TASK STATEMENT: Produce a word-for-word copy of the listing below without its pictures.

EXTRACTED INFORMATION:
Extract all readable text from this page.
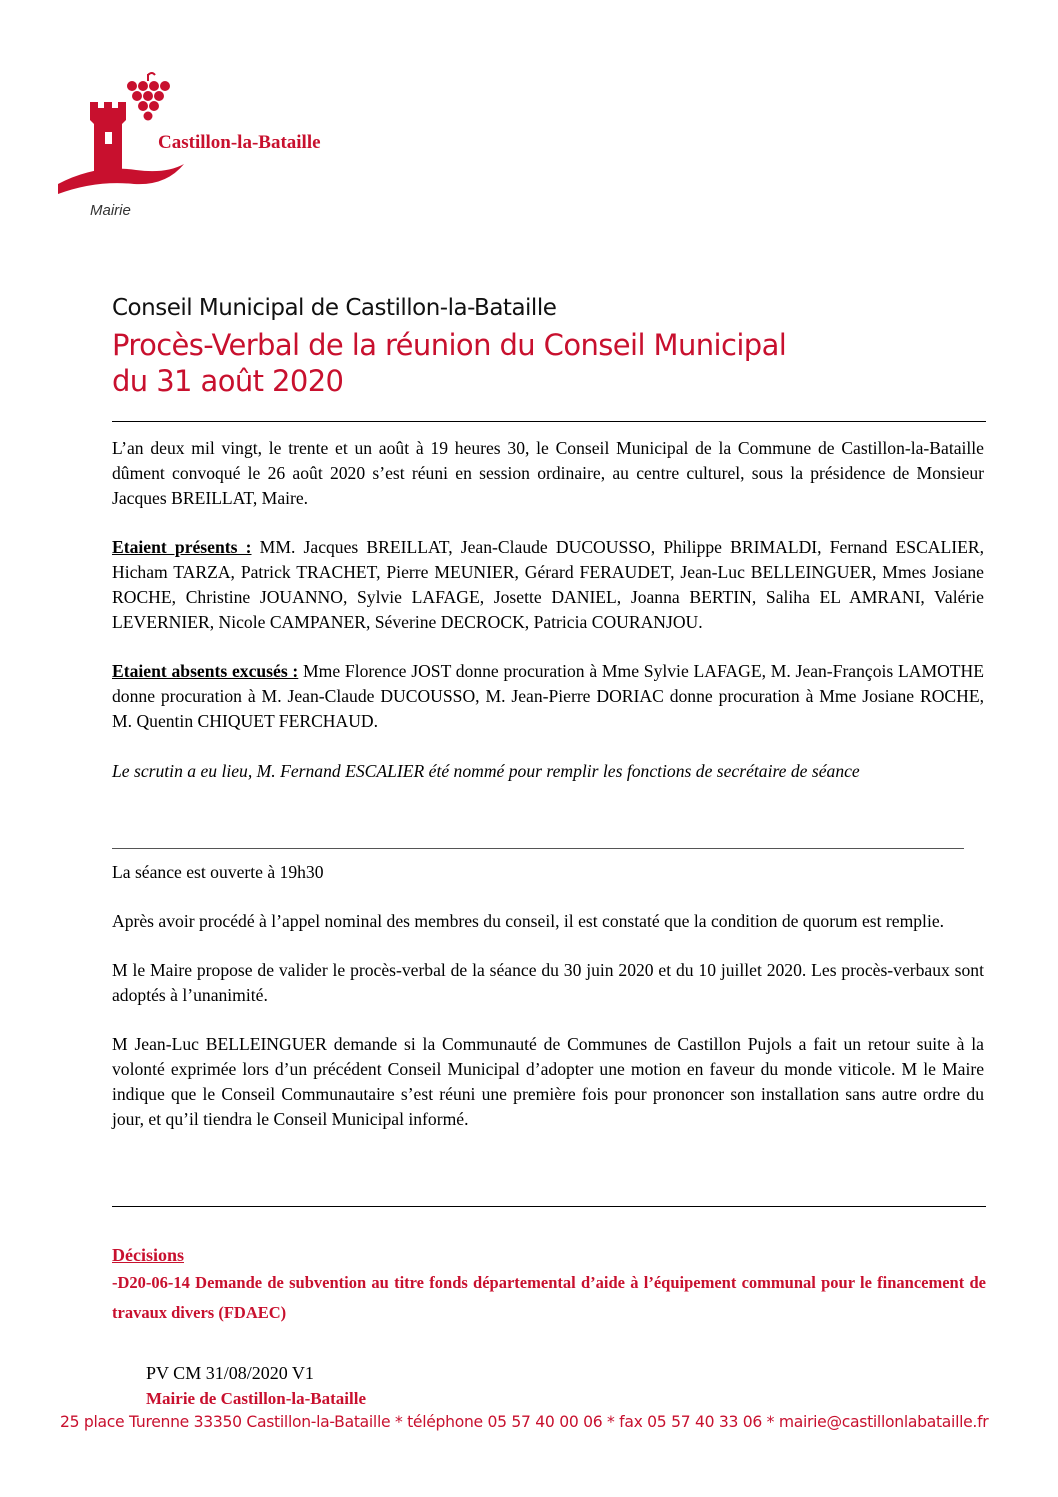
Castillon-la-Bataille
Mairie
Conseil Municipal de Castillon-la-Bataille
Procès-Verbal de la réunion du Conseil Municipal
du 31 août 2020

L’an deux mil vingt, le trente et un août à 19 heures 30, le Conseil Municipal de la Commune de Castillon-la-Bataille dûment convoqué le 26 août 2020 s’est réuni en session ordinaire, au centre culturel, sous la présidence de Monsieur Jacques BREILLAT, Maire.

Etaient présents : MM. Jacques BREILLAT, Jean-Claude DUCOUSSO, Philippe BRIMALDI, Fernand ESCALIER, Hicham TARZA, Patrick TRACHET, Pierre MEUNIER, Gérard FERAUDET, Jean-Luc BELLEINGUER, Mmes Josiane ROCHE, Christine JOUANNO, Sylvie LAFAGE, Josette DANIEL, Joanna BERTIN, Saliha EL AMRANI, Valérie LEVERNIER, Nicole CAMPANER, Séverine DECROCK, Patricia COURANJOU.

Etaient absents excusés : Mme Florence JOST donne procuration à Mme Sylvie LAFAGE, M. Jean-François LAMOTHE donne procuration à M. Jean-Claude DUCOUSSO, M. Jean-Pierre DORIAC donne procuration à Mme Josiane ROCHE, M. Quentin CHIQUET FERCHAUD.

Le scrutin a eu lieu, M. Fernand ESCALIER été nommé pour remplir les fonctions de secrétaire de séance

La séance est ouverte à 19h30

Après avoir procédé à l’appel nominal des membres du conseil, il est constaté que la condition de quorum est remplie.

M le Maire propose de valider le procès-verbal de la séance du 30 juin 2020 et du 10 juillet 2020. Les procès-verbaux sont adoptés à l’unanimité.

M Jean-Luc BELLEINGUER demande si la Communauté de Communes de Castillon Pujols a fait un retour suite à la volonté exprimée lors d’un précédent Conseil Municipal d’adopter une motion en faveur du monde viticole. M le Maire indique que le Conseil Communautaire s’est réuni une première fois pour prononcer son installation sans autre ordre du jour, et qu’il tiendra le Conseil Municipal informé.

Décisions
-D20-06-14 Demande de subvention au titre fonds départemental d’aide à l’équipement communal pour le financement de travaux divers (FDAEC)
PV CM 31/08/2020 V1
Mairie de Castillon-la-Bataille
25 place Turenne 33350 Castillon-la-Bataille * téléphone 05 57 40 00 06 * fax 05 57 40 33 06 * mairie@castillonlabataille.fr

COMPLETED TASK:
Extract all readable text from this page.
Castillon-la-Bataille
Mairie
Conseil Municipal de Castillon-la-Bataille
Procès-Verbal de la réunion du Conseil Municipal
du 31 août 2020

L’an deux mil vingt, le trente et un août à 19 heures 30, le Conseil Municipal de la Commune de Castillon-la-Bataille dûment convoqué le 26 août 2020 s’est réuni en session ordinaire, au centre culturel, sous la présidence de Monsieur Jacques BREILLAT, Maire.

Etaient présents : MM. Jacques BREILLAT, Jean-Claude DUCOUSSO, Philippe BRIMALDI, Fernand ESCALIER, Hicham TARZA, Patrick TRACHET, Pierre MEUNIER, Gérard FERAUDET, Jean-Luc BELLEINGUER, Mmes Josiane ROCHE, Christine JOUANNO, Sylvie LAFAGE, Josette DANIEL, Joanna BERTIN, Saliha EL AMRANI, Valérie LEVERNIER, Nicole CAMPANER, Séverine DECROCK, Patricia COURANJOU.

Etaient absents excusés : Mme Florence JOST donne procuration à Mme Sylvie LAFAGE, M. Jean-François LAMOTHE donne procuration à M. Jean-Claude DUCOUSSO, M. Jean-Pierre DORIAC donne procuration à Mme Josiane ROCHE, M. Quentin CHIQUET FERCHAUD.

Le scrutin a eu lieu, M. Fernand ESCALIER été nommé pour remplir les fonctions de secrétaire de séance

La séance est ouverte à 19h30

Après avoir procédé à l’appel nominal des membres du conseil, il est constaté que la condition de quorum est remplie.

M le Maire propose de valider le procès-verbal de la séance du 30 juin 2020 et du 10 juillet 2020. Les procès-verbaux sont adoptés à l’unanimité.

M Jean-Luc BELLEINGUER demande si la Communauté de Communes de Castillon Pujols a fait un retour suite à la volonté exprimée lors d’un précédent Conseil Municipal d’adopter une motion en faveur du monde viticole. M le Maire indique que le Conseil Communautaire s’est réuni une première fois pour prononcer son installation sans autre ordre du jour, et qu’il tiendra le Conseil Municipal informé.

Décisions
-D20-06-14 Demande de subvention au titre fonds départemental d’aide à l’équipement communal pour le financement de travaux divers (FDAEC)
PV CM 31/08/2020 V1
Mairie de Castillon-la-Bataille
25 place Turenne 33350 Castillon-la-Bataille * téléphone 05 57 40 00 06 * fax 05 57 40 33 06 * mairie@castillonlabataille.fr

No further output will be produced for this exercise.